• REQUIREMENTS
Output every record below exactly as it appears.

• DATA TO PROCESS
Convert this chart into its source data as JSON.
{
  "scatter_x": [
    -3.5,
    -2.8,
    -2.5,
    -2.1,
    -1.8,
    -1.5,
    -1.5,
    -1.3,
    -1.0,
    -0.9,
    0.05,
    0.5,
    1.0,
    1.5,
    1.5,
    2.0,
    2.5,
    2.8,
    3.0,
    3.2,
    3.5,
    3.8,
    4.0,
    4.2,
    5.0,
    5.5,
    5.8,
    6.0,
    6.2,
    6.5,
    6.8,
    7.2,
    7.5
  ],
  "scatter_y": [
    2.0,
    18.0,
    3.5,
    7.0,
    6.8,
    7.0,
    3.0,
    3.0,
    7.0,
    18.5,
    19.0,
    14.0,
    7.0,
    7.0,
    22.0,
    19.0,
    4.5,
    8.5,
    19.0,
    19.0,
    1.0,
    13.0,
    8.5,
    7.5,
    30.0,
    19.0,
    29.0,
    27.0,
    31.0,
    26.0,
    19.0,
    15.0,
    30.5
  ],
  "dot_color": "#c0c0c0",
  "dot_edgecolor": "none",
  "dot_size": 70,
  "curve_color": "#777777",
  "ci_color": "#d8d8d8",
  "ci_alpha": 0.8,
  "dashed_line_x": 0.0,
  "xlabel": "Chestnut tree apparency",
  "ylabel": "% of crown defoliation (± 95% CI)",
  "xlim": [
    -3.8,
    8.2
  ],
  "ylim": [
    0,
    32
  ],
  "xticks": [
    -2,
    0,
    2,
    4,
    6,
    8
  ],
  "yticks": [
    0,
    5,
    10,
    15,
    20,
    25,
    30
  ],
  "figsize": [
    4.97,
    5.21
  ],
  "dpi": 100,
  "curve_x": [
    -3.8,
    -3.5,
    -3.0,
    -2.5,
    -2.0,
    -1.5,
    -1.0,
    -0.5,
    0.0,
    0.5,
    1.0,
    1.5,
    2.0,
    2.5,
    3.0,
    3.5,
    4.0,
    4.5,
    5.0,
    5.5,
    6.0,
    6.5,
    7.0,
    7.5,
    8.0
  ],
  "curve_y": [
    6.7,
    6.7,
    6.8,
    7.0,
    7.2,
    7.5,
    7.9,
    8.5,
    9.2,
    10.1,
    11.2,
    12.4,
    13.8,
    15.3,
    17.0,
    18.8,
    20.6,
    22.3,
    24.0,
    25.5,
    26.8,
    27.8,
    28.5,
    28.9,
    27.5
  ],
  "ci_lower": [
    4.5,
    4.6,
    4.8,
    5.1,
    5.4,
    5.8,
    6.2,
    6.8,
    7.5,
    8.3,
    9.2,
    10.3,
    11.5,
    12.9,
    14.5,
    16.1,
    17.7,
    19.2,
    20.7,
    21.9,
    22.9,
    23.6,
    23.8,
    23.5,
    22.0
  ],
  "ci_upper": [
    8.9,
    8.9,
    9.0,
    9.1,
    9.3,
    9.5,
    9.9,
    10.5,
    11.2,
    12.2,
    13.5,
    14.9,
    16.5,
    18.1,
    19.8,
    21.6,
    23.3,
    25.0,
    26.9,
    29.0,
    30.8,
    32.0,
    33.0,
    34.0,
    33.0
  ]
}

• CORRECT OUTPUT
Convert this chart into its source data as JSON.
{
  "scatter_x": [
    -3.5,
    -2.8,
    -2.5,
    -2.1,
    -1.8,
    -1.5,
    -1.5,
    -1.3,
    -1.0,
    -0.9,
    0.05,
    0.5,
    1.0,
    1.5,
    1.5,
    2.0,
    2.5,
    2.8,
    3.0,
    3.2,
    3.5,
    3.8,
    4.0,
    4.2,
    5.0,
    5.5,
    5.8,
    6.0,
    6.2,
    6.5,
    6.8,
    7.2,
    7.5
  ],
  "scatter_y": [
    2.0,
    18.0,
    3.5,
    7.0,
    6.8,
    7.0,
    3.0,
    3.0,
    7.0,
    18.5,
    19.0,
    14.0,
    7.0,
    7.0,
    22.0,
    19.0,
    4.5,
    8.5,
    19.0,
    19.0,
    1.0,
    13.0,
    8.5,
    7.5,
    30.0,
    19.0,
    29.0,
    27.0,
    31.0,
    26.0,
    19.0,
    15.0,
    30.5
  ],
  "dot_color": "#c0c0c0",
  "dot_edgecolor": "none",
  "dot_size": 70,
  "curve_color": "#777777",
  "ci_color": "#d8d8d8",
  "ci_alpha": 0.8,
  "dashed_line_x": 0.0,
  "xlabel": "Chestnut tree apparency",
  "ylabel": "% of crown defoliation (± 95% CI)",
  "xlim": [
    -3.8,
    8.2
  ],
  "ylim": [
    0,
    32
  ],
  "xticks": [
    -2,
    0,
    2,
    4,
    6,
    8
  ],
  "yticks": [
    0,
    5,
    10,
    15,
    20,
    25,
    30
  ],
  "figsize": [
    4.97,
    5.21
  ],
  "dpi": 100,
  "curve_x": [
    -3.8,
    -3.5,
    -3.0,
    -2.5,
    -2.0,
    -1.5,
    -1.0,
    -0.5,
    0.0,
    0.5,
    1.0,
    1.5,
    2.0,
    2.5,
    3.0,
    3.5,
    4.0,
    4.5,
    5.0,
    5.5,
    6.0,
    6.5,
    7.0,
    7.5,
    8.0
  ],
  "curve_y": [
    6.7,
    6.7,
    6.8,
    7.0,
    7.2,
    7.5,
    7.9,
    8.5,
    9.2,
    10.1,
    11.2,
    12.4,
    13.8,
    15.3,
    17.0,
    18.8,
    20.6,
    22.3,
    24.0,
    25.5,
    26.8,
    27.8,
    28.5,
    28.9,
    27.5
  ],
  "ci_lower": [
    4.5,
    4.6,
    4.8,
    5.1,
    5.4,
    5.8,
    6.2,
    6.8,
    7.5,
    8.3,
    9.2,
    10.3,
    11.5,
    12.9,
    14.5,
    16.1,
    17.7,
    19.2,
    20.7,
    21.9,
    22.9,
    23.6,
    23.8,
    23.5,
    22.0
  ],
  "ci_upper": [
    8.9,
    8.9,
    9.0,
    9.1,
    9.3,
    9.5,
    9.9,
    10.5,
    11.2,
    12.2,
    13.5,
    14.9,
    16.5,
    18.1,
    19.8,
    21.6,
    23.3,
    25.0,
    26.9,
    29.0,
    30.8,
    32.0,
    33.0,
    34.0,
    33.0
  ]
}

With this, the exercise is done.